─── Material shown

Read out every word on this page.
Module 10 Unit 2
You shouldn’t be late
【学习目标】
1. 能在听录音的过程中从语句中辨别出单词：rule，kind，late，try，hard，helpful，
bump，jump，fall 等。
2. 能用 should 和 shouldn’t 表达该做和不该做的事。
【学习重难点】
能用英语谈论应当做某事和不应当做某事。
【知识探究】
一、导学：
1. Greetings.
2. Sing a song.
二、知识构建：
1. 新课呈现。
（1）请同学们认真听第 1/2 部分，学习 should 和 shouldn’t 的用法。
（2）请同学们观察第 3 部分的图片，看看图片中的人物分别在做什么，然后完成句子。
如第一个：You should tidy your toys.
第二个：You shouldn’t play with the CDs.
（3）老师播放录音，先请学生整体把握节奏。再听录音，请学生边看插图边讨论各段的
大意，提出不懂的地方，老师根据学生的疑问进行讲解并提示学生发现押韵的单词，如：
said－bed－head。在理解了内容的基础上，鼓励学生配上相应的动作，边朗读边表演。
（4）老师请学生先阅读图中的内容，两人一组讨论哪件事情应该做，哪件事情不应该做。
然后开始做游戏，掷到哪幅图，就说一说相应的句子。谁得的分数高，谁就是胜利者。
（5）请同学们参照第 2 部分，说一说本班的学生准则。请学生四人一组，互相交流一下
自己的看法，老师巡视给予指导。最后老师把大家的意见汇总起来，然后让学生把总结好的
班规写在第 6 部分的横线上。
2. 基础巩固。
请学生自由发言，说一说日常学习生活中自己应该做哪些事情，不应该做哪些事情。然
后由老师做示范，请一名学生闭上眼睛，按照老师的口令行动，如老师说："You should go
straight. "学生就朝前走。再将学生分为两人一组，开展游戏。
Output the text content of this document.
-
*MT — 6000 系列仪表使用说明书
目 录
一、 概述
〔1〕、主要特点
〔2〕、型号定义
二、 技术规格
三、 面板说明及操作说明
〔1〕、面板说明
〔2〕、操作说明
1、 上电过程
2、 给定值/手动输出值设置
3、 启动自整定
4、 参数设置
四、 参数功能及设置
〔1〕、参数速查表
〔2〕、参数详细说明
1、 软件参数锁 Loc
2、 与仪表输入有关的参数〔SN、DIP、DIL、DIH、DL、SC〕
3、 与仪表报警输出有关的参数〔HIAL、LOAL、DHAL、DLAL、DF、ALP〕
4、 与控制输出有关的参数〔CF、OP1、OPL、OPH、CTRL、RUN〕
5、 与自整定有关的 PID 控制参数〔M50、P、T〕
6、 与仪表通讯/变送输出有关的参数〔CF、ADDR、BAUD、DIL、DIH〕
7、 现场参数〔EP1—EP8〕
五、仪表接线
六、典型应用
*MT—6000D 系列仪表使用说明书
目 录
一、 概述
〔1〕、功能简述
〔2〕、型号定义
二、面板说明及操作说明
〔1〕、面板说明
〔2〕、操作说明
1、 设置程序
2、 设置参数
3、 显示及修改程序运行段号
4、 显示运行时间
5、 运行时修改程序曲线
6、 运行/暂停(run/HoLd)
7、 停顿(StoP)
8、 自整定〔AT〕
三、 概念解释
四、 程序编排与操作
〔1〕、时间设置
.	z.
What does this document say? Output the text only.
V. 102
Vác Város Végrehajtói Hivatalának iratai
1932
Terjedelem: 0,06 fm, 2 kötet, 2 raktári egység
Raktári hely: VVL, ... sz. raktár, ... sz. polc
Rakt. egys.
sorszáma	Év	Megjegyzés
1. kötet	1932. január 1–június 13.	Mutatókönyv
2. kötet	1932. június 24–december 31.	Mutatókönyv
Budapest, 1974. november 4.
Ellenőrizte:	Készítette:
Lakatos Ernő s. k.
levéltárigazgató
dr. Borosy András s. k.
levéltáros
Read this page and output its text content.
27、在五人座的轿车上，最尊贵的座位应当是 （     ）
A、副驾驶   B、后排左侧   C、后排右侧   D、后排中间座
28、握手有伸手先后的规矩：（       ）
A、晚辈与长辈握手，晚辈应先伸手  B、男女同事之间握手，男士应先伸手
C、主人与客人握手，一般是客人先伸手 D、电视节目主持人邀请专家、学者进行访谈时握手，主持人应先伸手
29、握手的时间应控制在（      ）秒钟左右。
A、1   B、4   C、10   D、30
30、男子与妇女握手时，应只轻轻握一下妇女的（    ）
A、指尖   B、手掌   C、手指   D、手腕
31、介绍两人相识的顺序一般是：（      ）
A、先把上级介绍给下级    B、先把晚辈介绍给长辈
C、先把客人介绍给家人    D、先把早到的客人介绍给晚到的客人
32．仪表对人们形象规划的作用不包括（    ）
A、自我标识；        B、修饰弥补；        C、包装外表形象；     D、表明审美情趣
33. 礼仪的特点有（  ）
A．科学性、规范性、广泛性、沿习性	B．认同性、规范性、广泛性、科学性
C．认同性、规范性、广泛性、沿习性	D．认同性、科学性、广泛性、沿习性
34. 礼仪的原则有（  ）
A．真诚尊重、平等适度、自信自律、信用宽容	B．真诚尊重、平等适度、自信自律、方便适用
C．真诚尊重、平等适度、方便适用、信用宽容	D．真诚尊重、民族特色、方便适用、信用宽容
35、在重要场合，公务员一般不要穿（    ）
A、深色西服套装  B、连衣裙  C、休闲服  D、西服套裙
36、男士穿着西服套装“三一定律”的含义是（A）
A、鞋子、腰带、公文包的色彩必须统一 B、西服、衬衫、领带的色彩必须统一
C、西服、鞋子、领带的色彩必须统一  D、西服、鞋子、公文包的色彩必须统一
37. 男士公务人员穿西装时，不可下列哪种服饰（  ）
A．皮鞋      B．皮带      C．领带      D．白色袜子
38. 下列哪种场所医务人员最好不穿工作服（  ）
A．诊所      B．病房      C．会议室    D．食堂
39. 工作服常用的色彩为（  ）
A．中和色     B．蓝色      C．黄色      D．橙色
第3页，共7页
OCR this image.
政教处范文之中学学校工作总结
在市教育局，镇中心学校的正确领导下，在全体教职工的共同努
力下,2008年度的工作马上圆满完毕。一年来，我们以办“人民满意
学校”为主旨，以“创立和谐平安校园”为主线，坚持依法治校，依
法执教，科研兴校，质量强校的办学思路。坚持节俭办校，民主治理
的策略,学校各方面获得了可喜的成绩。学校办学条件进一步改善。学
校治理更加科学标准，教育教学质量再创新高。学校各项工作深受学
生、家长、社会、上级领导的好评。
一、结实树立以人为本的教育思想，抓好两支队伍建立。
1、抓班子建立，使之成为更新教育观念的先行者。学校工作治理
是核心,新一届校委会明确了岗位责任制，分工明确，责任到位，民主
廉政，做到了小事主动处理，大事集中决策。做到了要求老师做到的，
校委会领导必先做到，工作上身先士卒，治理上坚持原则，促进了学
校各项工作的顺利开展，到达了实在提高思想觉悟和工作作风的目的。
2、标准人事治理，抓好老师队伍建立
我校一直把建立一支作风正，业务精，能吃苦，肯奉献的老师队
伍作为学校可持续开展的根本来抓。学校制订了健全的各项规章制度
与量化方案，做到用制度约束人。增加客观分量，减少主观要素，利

──────

Your task:
Above are the records; retype them all without a single difference.

Reply:
Read out every word on this page.
Module 10 Unit 2
You shouldn’t be late
【学习目标】
1. 能在听录音的过程中从语句中辨别出单词：rule，kind，late，try，hard，helpful，
bump，jump，fall 等。
2. 能用 should 和 shouldn’t 表达该做和不该做的事。
【学习重难点】
能用英语谈论应当做某事和不应当做某事。
【知识探究】
一、导学：
1. Greetings.
2. Sing a song.
二、知识构建：
1. 新课呈现。
（1）请同学们认真听第 1/2 部分，学习 should 和 shouldn’t 的用法。
（2）请同学们观察第 3 部分的图片，看看图片中的人物分别在做什么，然后完成句子。
如第一个：You should tidy your toys.
第二个：You shouldn’t play with the CDs.
（3）老师播放录音，先请学生整体把握节奏。再听录音，请学生边看插图边讨论各段的
大意，提出不懂的地方，老师根据学生的疑问进行讲解并提示学生发现押韵的单词，如：
said－bed－head。在理解了内容的基础上，鼓励学生配上相应的动作，边朗读边表演。
（4）老师请学生先阅读图中的内容，两人一组讨论哪件事情应该做，哪件事情不应该做。
然后开始做游戏，掷到哪幅图，就说一说相应的句子。谁得的分数高，谁就是胜利者。
（5）请同学们参照第 2 部分，说一说本班的学生准则。请学生四人一组，互相交流一下
自己的看法，老师巡视给予指导。最后老师把大家的意见汇总起来，然后让学生把总结好的
班规写在第 6 部分的横线上。
2. 基础巩固。
请学生自由发言，说一说日常学习生活中自己应该做哪些事情，不应该做哪些事情。然
后由老师做示范，请一名学生闭上眼睛，按照老师的口令行动，如老师说："You should go
straight. "学生就朝前走。再将学生分为两人一组，开展游戏。
Output the text content of this document.
-
*MT — 6000 系列仪表使用说明书
目 录
一、 概述
〔1〕、主要特点
〔2〕、型号定义
二、 技术规格
三、 面板说明及操作说明
〔1〕、面板说明
〔2〕、操作说明
1、 上电过程
2、 给定值/手动输出值设置
3、 启动自整定
4、 参数设置
四、 参数功能及设置
〔1〕、参数速查表
〔2〕、参数详细说明
1、 软件参数锁 Loc
2、 与仪表输入有关的参数〔SN、DIP、DIL、DIH、DL、SC〕
3、 与仪表报警输出有关的参数〔HIAL、LOAL、DHAL、DLAL、DF、ALP〕
4、 与控制输出有关的参数〔CF、OP1、OPL、OPH、CTRL、RUN〕
5、 与自整定有关的 PID 控制参数〔M50、P、T〕
6、 与仪表通讯/变送输出有关的参数〔CF、ADDR、BAUD、DIL、DIH〕
7、 现场参数〔EP1—EP8〕
五、仪表接线
六、典型应用
*MT—6000D 系列仪表使用说明书
目 录
一、 概述
〔1〕、功能简述
〔2〕、型号定义
二、面板说明及操作说明
〔1〕、面板说明
〔2〕、操作说明
1、 设置程序
2、 设置参数
3、 显示及修改程序运行段号
4、 显示运行时间
5、 运行时修改程序曲线
6、 运行/暂停(run/HoLd)
7、 停顿(StoP)
8、 自整定〔AT〕
三、 概念解释
四、 程序编排与操作
〔1〕、时间设置
.	z.
What does this document say? Output the text only.
V. 102
Vác Város Végrehajtói Hivatalának iratai
1932
Terjedelem: 0,06 fm, 2 kötet, 2 raktári egység
Raktári hely: VVL, ... sz. raktár, ... sz. polc
Rakt. egys.
sorszáma	Év	Megjegyzés
1. kötet	1932. január 1–június 13.	Mutatókönyv
2. kötet	1932. június 24–december 31.	Mutatókönyv
Budapest, 1974. november 4.
Ellenőrizte:	Készítette:
Lakatos Ernő s. k.
levéltárigazgató
dr. Borosy András s. k.
levéltáros
Read this page and output its text content.
27、在五人座的轿车上，最尊贵的座位应当是 （     ）
A、副驾驶   B、后排左侧   C、后排右侧   D、后排中间座
28、握手有伸手先后的规矩：（       ）
A、晚辈与长辈握手，晚辈应先伸手  B、男女同事之间握手，男士应先伸手
C、主人与客人握手，一般是客人先伸手 D、电视节目主持人邀请专家、学者进行访谈时握手，主持人应先伸手
29、握手的时间应控制在（      ）秒钟左右。
A、1   B、4   C、10   D、30
30、男子与妇女握手时，应只轻轻握一下妇女的（    ）
A、指尖   B、手掌   C、手指   D、手腕
31、介绍两人相识的顺序一般是：（      ）
A、先把上级介绍给下级    B、先把晚辈介绍给长辈
C、先把客人介绍给家人    D、先把早到的客人介绍给晚到的客人
32．仪表对人们形象规划的作用不包括（    ）
A、自我标识；        B、修饰弥补；        C、包装外表形象；     D、表明审美情趣
33. 礼仪的特点有（  ）
A．科学性、规范性、广泛性、沿习性	B．认同性、规范性、广泛性、科学性
C．认同性、规范性、广泛性、沿习性	D．认同性、科学性、广泛性、沿习性
34. 礼仪的原则有（  ）
A．真诚尊重、平等适度、自信自律、信用宽容	B．真诚尊重、平等适度、自信自律、方便适用
C．真诚尊重、平等适度、方便适用、信用宽容	D．真诚尊重、民族特色、方便适用、信用宽容
35、在重要场合，公务员一般不要穿（    ）
A、深色西服套装  B、连衣裙  C、休闲服  D、西服套裙
36、男士穿着西服套装“三一定律”的含义是（A）
A、鞋子、腰带、公文包的色彩必须统一 B、西服、衬衫、领带的色彩必须统一
C、西服、鞋子、领带的色彩必须统一  D、西服、鞋子、公文包的色彩必须统一
37. 男士公务人员穿西装时，不可下列哪种服饰（  ）
A．皮鞋      B．皮带      C．领带      D．白色袜子
38. 下列哪种场所医务人员最好不穿工作服（  ）
A．诊所      B．病房      C．会议室    D．食堂
39. 工作服常用的色彩为（  ）
A．中和色     B．蓝色      C．黄色      D．橙色
第3页，共7页
OCR this image.
政教处范文之中学学校工作总结
在市教育局，镇中心学校的正确领导下，在全体教职工的共同努
力下,2008年度的工作马上圆满完毕。一年来，我们以办“人民满意
学校”为主旨，以“创立和谐平安校园”为主线，坚持依法治校，依
法执教，科研兴校，质量强校的办学思路。坚持节俭办校，民主治理
的策略,学校各方面获得了可喜的成绩。学校办学条件进一步改善。学
校治理更加科学标准，教育教学质量再创新高。学校各项工作深受学
生、家长、社会、上级领导的好评。
一、结实树立以人为本的教育思想，抓好两支队伍建立。
1、抓班子建立，使之成为更新教育观念的先行者。学校工作治理
是核心,新一届校委会明确了岗位责任制，分工明确，责任到位，民主
廉政，做到了小事主动处理，大事集中决策。做到了要求老师做到的，
校委会领导必先做到，工作上身先士卒，治理上坚持原则，促进了学
校各项工作的顺利开展，到达了实在提高思想觉悟和工作作风的目的。
2、标准人事治理，抓好老师队伍建立
我校一直把建立一支作风正，业务精，能吃苦，肯奉献的老师队
伍作为学校可持续开展的根本来抓。学校制订了健全的各项规章制度
与量化方案，做到用制度约束人。增加客观分量，减少主观要素，利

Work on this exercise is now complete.